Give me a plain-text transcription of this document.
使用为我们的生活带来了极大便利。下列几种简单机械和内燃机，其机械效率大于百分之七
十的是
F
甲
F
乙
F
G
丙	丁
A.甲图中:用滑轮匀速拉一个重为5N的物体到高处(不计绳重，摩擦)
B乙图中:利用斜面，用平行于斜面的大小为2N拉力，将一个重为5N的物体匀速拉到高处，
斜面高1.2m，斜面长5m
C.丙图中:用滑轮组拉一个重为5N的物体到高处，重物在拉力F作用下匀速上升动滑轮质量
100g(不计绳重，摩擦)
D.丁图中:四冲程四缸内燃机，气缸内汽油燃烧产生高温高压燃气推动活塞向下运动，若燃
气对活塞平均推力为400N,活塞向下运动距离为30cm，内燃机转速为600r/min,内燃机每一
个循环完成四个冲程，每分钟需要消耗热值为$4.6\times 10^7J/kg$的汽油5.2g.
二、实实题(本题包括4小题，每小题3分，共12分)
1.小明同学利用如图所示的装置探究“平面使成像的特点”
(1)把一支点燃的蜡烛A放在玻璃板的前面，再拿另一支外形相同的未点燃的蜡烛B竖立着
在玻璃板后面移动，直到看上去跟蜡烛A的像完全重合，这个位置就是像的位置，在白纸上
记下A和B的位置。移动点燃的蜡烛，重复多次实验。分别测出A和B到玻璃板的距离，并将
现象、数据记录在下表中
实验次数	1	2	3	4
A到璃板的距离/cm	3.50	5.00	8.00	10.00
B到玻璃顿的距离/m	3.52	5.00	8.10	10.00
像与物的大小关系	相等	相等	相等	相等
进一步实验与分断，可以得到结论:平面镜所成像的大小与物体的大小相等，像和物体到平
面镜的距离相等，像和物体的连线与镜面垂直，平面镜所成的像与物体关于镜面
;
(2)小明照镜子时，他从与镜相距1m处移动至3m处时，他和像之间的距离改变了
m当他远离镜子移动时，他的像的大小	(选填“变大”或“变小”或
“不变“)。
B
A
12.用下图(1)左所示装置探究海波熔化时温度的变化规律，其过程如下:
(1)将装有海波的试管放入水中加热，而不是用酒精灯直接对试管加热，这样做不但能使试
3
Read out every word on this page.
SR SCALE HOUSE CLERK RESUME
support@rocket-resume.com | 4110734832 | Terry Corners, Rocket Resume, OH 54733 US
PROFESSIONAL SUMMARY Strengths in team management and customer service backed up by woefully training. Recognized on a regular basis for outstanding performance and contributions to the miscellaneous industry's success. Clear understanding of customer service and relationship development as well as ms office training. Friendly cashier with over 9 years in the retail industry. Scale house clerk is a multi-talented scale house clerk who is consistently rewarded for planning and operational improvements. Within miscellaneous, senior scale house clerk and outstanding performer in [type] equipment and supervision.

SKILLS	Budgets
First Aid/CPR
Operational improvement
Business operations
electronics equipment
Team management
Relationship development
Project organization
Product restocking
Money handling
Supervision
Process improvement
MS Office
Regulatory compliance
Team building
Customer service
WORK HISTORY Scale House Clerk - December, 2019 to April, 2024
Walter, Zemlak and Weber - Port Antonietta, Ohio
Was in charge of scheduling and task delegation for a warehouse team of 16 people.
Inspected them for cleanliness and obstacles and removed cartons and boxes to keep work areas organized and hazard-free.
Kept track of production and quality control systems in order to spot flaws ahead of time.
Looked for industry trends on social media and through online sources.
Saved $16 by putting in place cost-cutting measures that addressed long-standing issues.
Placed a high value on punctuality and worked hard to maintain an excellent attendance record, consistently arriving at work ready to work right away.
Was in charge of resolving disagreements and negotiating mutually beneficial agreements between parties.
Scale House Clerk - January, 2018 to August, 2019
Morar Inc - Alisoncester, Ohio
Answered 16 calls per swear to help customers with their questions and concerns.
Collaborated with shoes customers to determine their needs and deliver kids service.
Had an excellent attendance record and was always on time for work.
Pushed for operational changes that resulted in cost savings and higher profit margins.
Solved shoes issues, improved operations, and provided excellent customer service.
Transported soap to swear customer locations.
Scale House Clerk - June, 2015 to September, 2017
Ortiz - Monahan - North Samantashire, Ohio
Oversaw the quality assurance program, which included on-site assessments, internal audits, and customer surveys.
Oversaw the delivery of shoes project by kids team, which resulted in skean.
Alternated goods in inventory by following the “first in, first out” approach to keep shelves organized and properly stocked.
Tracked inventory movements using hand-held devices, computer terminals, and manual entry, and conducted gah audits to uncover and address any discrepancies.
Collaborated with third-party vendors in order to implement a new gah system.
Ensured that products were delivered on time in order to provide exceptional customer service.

---*---

Please reproduce every line of the material word for word.

Give me a plain-text transcription of this document.
使用为我们的生活带来了极大便利。下列几种简单机械和内燃机，其机械效率大于百分之七
十的是
F
甲
F
乙
F
G
丙	丁
A.甲图中:用滑轮匀速拉一个重为5N的物体到高处(不计绳重，摩擦)
B乙图中:利用斜面，用平行于斜面的大小为2N拉力，将一个重为5N的物体匀速拉到高处，
斜面高1.2m，斜面长5m
C.丙图中:用滑轮组拉一个重为5N的物体到高处，重物在拉力F作用下匀速上升动滑轮质量
100g(不计绳重，摩擦)
D.丁图中:四冲程四缸内燃机，气缸内汽油燃烧产生高温高压燃气推动活塞向下运动，若燃
气对活塞平均推力为400N,活塞向下运动距离为30cm，内燃机转速为600r/min,内燃机每一
个循环完成四个冲程，每分钟需要消耗热值为$4.6\times 10^7J/kg$的汽油5.2g.
二、实实题(本题包括4小题，每小题3分，共12分)
1.小明同学利用如图所示的装置探究“平面使成像的特点”
(1)把一支点燃的蜡烛A放在玻璃板的前面，再拿另一支外形相同的未点燃的蜡烛B竖立着
在玻璃板后面移动，直到看上去跟蜡烛A的像完全重合，这个位置就是像的位置，在白纸上
记下A和B的位置。移动点燃的蜡烛，重复多次实验。分别测出A和B到玻璃板的距离，并将
现象、数据记录在下表中
实验次数	1	2	3	4
A到璃板的距离/cm	3.50	5.00	8.00	10.00
B到玻璃顿的距离/m	3.52	5.00	8.10	10.00
像与物的大小关系	相等	相等	相等	相等
进一步实验与分断，可以得到结论:平面镜所成像的大小与物体的大小相等，像和物体到平
面镜的距离相等，像和物体的连线与镜面垂直，平面镜所成的像与物体关于镜面
;
(2)小明照镜子时，他从与镜相距1m处移动至3m处时，他和像之间的距离改变了
m当他远离镜子移动时，他的像的大小	(选填“变大”或“变小”或
“不变“)。
B
A
12.用下图(1)左所示装置探究海波熔化时温度的变化规律，其过程如下:
(1)将装有海波的试管放入水中加热，而不是用酒精灯直接对试管加热，这样做不但能使试
3
Read out every word on this page.
SR SCALE HOUSE CLERK RESUME
support@rocket-resume.com | 4110734832 | Terry Corners, Rocket Resume, OH 54733 US
PROFESSIONAL SUMMARY Strengths in team management and customer service backed up by woefully training. Recognized on a regular basis for outstanding performance and contributions to the miscellaneous industry's success. Clear understanding of customer service and relationship development as well as ms office training. Friendly cashier with over 9 years in the retail industry. Scale house clerk is a multi-talented scale house clerk who is consistently rewarded for planning and operational improvements. Within miscellaneous, senior scale house clerk and outstanding performer in [type] equipment and supervision.

SKILLS	Budgets
First Aid/CPR
Operational improvement
Business operations
electronics equipment
Team management
Relationship development
Project organization
Product restocking
Money handling
Supervision
Process improvement
MS Office
Regulatory compliance
Team building
Customer service
WORK HISTORY Scale House Clerk - December, 2019 to April, 2024
Walter, Zemlak and Weber - Port Antonietta, Ohio
Was in charge of scheduling and task delegation for a warehouse team of 16 people.
Inspected them for cleanliness and obstacles and removed cartons and boxes to keep work areas organized and hazard-free.
Kept track of production and quality control systems in order to spot flaws ahead of time.
Looked for industry trends on social media and through online sources.
Saved $16 by putting in place cost-cutting measures that addressed long-standing issues.
Placed a high value on punctuality and worked hard to maintain an excellent attendance record, consistently arriving at work ready to work right away.
Was in charge of resolving disagreements and negotiating mutually beneficial agreements between parties.
Scale House Clerk - January, 2018 to August, 2019
Morar Inc - Alisoncester, Ohio
Answered 16 calls per swear to help customers with their questions and concerns.
Collaborated with shoes customers to determine their needs and deliver kids service.
Had an excellent attendance record and was always on time for work.
Pushed for operational changes that resulted in cost savings and higher profit margins.
Solved shoes issues, improved operations, and provided excellent customer service.
Transported soap to swear customer locations.
Scale House Clerk - June, 2015 to September, 2017
Ortiz - Monahan - North Samantashire, Ohio
Oversaw the quality assurance program, which included on-site assessments, internal audits, and customer surveys.
Oversaw the delivery of shoes project by kids team, which resulted in skean.
Alternated goods in inventory by following the “first in, first out” approach to keep shelves organized and properly stocked.
Tracked inventory movements using hand-held devices, computer terminals, and manual entry, and conducted gah audits to uncover and address any discrepancies.
Collaborated with third-party vendors in order to implement a new gah system.
Ensured that products were delivered on time in order to provide exceptional customer service.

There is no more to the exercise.